Exercise objective: Show all lines of the listing that hold the word "this".

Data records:

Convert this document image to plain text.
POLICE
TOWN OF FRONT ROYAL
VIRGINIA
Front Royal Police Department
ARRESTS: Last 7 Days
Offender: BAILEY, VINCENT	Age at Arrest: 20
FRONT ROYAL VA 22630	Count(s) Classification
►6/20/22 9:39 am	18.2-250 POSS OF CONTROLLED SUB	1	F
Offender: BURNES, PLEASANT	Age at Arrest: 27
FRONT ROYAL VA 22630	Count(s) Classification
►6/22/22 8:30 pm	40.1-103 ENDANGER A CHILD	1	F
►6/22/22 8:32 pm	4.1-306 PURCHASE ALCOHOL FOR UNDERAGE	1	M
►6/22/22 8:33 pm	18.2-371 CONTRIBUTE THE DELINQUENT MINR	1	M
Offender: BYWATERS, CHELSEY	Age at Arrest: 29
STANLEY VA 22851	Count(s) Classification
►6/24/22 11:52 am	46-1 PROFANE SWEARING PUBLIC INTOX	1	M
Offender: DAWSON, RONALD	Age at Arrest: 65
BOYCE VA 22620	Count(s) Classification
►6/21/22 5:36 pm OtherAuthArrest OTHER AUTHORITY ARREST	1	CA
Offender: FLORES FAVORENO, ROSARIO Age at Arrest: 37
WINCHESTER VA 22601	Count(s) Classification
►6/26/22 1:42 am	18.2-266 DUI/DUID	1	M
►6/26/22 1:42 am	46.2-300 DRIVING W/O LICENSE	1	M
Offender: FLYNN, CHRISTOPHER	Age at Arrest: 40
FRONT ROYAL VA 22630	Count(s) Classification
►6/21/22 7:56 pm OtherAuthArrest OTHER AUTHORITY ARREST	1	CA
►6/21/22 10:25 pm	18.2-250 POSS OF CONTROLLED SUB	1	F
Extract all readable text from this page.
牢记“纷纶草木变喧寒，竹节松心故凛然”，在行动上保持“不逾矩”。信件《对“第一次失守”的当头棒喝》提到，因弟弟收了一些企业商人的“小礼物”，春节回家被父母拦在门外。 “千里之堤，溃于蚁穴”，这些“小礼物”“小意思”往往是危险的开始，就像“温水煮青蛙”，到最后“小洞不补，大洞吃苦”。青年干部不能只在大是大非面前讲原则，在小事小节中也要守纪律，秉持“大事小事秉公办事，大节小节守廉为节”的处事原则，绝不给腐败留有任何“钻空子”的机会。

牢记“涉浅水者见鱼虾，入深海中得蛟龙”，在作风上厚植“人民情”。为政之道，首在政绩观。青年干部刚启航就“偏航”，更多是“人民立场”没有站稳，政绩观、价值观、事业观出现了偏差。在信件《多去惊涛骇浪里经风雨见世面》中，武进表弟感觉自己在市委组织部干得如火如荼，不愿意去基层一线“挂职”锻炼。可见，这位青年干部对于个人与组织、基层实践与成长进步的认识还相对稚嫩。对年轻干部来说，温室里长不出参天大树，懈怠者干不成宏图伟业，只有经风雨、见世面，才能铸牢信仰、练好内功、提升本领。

Final result:
Convert this document image to plain text.
Extract all readable text from this page.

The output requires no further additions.